**PROVIDED PASSAGE**
=== Section Start ===

John Piper defines racism like this in his book, Bloodlines: Race, Cross, and the Christian: “Racism is an explicit or implicit belief or practice that qualitatively distinguishes or values one race over other races.” Piper continues and explains that the sin of racism is focused “on the heart and behavior of the racist. The heart that believes one race is more valuable than another is a sinful heart. And that sin is called racism. The behavior that distinguishes one race as more valuable than another is a sinful behavior. And that sin is called racism.” That is a simple enough definition to follow.


Culture is something I mentioned above in my story and it is crucial to understanding this conversation, because culture is all too often missed when talking about racial reconciliation. Culture is something that forms and shapes you as you live your life and is dependent on a multitude of things, such as heritage/family, physical geography, religion, friends, and even the era of time in which you live. It is flexible and varies widely. It changes from person to person and its fluidity is what makes it beautiful. We all have culture and it forms the lens through which we see the world. It can be as general as “white American” culture or as specific as your particular family culture. But we all have it. And it is more fluid than the typical understanding of race. Yet, many times when we are talking about race, what we don’t realize is that we are talking about culture and that is an important distinction. Someone with white skin can grow up in a Latino neighborhood and have a culture closer to that of a Latino community. This is the fluidity of culture.


Privilege means that some of us have advantages over others for any number of reasons we don’t control—like who we are, where we come from, the color of our skin, or certain things that have happened in our lives. It is not an earned characteristic, but a socially defined one that can come from any variety of things. For our conversation, the pertinent aspect of the varied definition of privilege is that of white privilege. Pastor Matt Chandler in More on Ferguson and White Privilege describes it like this: “What is so deceptive about white privilege is that it is different from blatant racism or bias. A privileged person’s heart may be free from racist thoughts or biased attitudes, but may still fail to see how the very privilege afforded to him or her shapes how he or she interprets and understands the situations and circumstances of people without privilege.”

=== Section End ===

**WORK INSTRUCTIONS**
1. Answer these questions about the passage on racism, culture, and privilege.
(a) In which book does John Piper define racism?
(b) What things does the passage list that culture depends on?
(c) What is the title of the piece by Matt Chandler that the passage quotes?
2. Continue the passage on racism, culture, and privilege from its final sentence.

**Records from a data collection**
=== Section Start ===

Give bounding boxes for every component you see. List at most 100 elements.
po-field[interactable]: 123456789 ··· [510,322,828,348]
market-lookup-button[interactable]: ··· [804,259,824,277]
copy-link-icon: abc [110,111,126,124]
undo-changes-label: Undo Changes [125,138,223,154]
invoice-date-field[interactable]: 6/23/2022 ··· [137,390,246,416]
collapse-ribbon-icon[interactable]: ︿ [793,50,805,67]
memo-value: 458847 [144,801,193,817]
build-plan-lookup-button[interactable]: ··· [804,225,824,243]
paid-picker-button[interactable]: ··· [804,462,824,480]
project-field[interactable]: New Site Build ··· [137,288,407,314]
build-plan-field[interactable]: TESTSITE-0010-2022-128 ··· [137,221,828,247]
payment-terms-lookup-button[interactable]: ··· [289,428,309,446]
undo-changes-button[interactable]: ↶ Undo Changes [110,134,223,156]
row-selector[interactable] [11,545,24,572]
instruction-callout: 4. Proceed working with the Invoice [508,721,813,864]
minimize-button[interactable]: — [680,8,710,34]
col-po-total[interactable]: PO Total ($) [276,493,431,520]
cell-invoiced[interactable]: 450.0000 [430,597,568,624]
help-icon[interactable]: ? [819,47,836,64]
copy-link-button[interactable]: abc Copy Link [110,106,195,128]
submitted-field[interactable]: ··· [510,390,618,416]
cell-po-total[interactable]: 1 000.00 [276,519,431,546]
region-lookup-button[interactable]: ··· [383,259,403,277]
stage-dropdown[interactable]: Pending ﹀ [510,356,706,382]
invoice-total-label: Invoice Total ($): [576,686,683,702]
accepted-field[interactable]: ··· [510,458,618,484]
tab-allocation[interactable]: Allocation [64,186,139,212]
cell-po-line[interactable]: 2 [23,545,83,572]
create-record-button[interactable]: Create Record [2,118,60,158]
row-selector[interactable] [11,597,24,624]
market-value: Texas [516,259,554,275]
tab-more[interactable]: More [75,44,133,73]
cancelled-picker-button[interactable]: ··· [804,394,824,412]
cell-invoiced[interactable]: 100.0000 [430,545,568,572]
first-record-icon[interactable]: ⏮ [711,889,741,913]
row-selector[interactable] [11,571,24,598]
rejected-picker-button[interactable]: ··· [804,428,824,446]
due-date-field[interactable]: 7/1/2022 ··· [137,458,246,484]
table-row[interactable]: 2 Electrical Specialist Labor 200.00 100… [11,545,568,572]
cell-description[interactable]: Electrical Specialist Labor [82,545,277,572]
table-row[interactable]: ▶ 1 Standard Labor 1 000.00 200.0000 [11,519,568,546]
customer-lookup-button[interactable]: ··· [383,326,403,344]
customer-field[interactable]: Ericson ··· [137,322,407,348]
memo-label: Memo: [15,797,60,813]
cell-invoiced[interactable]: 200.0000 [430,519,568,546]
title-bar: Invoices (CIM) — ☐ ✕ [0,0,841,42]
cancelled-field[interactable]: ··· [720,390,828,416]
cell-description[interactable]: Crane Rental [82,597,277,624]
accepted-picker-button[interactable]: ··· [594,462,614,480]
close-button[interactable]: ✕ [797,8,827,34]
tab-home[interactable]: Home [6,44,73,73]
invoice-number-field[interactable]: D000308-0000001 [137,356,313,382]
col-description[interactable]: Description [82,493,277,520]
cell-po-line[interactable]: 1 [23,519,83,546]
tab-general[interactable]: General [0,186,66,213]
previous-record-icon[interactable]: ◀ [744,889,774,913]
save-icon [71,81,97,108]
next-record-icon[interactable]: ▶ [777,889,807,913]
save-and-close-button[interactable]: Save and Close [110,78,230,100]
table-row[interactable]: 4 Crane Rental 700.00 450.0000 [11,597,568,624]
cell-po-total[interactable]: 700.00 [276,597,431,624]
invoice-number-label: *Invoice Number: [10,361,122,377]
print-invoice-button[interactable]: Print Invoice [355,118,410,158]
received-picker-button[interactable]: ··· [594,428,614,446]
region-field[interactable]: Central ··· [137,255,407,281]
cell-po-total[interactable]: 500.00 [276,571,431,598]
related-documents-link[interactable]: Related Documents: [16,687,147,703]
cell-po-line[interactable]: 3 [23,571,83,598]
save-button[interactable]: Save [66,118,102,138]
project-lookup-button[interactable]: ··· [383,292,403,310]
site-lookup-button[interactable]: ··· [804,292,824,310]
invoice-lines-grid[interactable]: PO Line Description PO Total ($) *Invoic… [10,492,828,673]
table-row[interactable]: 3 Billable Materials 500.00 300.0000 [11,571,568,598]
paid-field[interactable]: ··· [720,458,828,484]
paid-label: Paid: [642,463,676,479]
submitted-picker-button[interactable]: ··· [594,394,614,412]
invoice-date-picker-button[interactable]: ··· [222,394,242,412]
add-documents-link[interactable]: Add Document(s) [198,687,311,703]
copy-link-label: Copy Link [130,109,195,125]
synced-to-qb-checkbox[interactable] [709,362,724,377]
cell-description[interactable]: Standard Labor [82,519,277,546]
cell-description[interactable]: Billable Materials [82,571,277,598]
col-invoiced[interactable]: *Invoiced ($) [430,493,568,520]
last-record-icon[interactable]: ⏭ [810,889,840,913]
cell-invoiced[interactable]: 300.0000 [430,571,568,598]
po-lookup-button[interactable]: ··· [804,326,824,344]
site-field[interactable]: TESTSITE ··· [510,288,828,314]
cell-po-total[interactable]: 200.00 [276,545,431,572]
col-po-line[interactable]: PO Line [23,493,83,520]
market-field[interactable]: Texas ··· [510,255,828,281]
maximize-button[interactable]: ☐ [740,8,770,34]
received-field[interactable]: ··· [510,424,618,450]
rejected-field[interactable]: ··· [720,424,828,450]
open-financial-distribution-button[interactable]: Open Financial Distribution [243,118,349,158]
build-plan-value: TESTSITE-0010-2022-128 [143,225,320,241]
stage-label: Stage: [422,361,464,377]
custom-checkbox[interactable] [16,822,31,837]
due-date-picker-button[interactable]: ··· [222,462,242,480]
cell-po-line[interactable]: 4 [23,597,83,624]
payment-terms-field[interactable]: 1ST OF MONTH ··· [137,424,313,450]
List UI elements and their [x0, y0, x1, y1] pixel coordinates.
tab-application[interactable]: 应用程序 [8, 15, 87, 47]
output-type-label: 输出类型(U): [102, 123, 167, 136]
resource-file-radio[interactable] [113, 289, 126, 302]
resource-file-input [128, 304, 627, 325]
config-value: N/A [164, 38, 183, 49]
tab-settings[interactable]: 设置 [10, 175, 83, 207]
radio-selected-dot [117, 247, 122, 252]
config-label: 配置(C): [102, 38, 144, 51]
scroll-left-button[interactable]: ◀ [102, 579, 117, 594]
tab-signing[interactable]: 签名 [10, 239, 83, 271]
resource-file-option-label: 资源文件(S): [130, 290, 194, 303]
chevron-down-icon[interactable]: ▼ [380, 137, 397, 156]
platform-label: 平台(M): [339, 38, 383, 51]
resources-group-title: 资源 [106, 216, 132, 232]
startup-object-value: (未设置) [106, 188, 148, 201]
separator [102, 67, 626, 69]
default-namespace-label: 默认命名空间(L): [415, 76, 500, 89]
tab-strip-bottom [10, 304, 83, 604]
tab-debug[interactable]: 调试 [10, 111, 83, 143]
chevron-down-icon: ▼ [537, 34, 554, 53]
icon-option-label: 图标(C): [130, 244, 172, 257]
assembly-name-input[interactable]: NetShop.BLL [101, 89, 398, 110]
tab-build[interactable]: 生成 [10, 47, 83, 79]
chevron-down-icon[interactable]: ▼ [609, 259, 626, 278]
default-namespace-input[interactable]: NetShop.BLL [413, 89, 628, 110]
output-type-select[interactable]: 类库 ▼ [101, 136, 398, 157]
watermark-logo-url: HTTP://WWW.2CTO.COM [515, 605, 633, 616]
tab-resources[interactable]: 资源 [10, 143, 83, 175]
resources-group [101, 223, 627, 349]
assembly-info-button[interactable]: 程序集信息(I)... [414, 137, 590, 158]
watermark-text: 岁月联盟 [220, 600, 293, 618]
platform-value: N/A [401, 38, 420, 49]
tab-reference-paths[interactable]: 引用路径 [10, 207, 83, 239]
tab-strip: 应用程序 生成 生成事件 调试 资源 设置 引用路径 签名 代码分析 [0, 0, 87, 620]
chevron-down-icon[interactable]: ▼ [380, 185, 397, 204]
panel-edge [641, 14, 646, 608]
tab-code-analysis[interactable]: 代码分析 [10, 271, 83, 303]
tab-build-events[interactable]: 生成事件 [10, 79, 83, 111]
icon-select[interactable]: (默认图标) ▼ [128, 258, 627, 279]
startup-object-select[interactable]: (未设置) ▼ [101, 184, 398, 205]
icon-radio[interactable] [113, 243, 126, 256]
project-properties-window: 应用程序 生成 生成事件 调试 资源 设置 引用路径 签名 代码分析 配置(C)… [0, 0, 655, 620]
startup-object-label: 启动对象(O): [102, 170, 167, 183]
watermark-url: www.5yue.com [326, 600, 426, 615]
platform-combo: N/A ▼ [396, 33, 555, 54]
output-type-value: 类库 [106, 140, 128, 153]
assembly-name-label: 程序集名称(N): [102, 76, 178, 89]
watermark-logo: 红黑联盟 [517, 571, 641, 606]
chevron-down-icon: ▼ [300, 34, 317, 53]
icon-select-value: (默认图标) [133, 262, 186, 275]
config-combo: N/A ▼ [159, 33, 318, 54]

=== Section End ===

**TASK-BY-TASK RESULTS**
1.
(a) Bloodlines: Race, Cross, and the Christian
(b) Heritage/family, physical geography, religion, friends, and the era of time in which you live
(c) More on Ferguson and White Privilege

2.
Racism and privilege do not always go hand-in-hand, but they sometimes feed each other. Privilege does not deny the reality of your individual hardships or circumstances. Instead, it is merely an acknowledgment that life is different because your skin color accords or does not accord with the majority culture. It is not that you are racist; it is that racism exists and white skin offers advantages in the United States that black or brown skin does not. White names offer advantages that black names do not. For example, did you know that applicants with a white-sounding name are 50% more likely to get a callback for an interview? Or that the median net worth of a white family in 2010 was $134,000, a hispanic family’s was $14,000, and a black family’s was $11,000? Or did you know that black college graduates have double the unemployment rate of white college graduate? (See

Now, your gut reaction to this may be, “But I’m not racist. I don’t discriminate like that. I don’t see color.” Allow me to plead with you. Please don’t jump to that. The conversation ends abruptly with that mentality. Don’t avoid the conversation. Consider the data. There is so much of it out there. It is peer-reviewed. It is reputable. Yes, there must be discussions about it because we shouldn’t just accept statistics at face value, but we also shouldn’t disregard them because they make us feel uncomfortable.

This conversation is hard. But it is happening. God speaks very clearly into it. Christ is who names us, who identifies us as his. Yet racism is present in our society’s system as well as within individuals. Christians cannot afford not to think about it.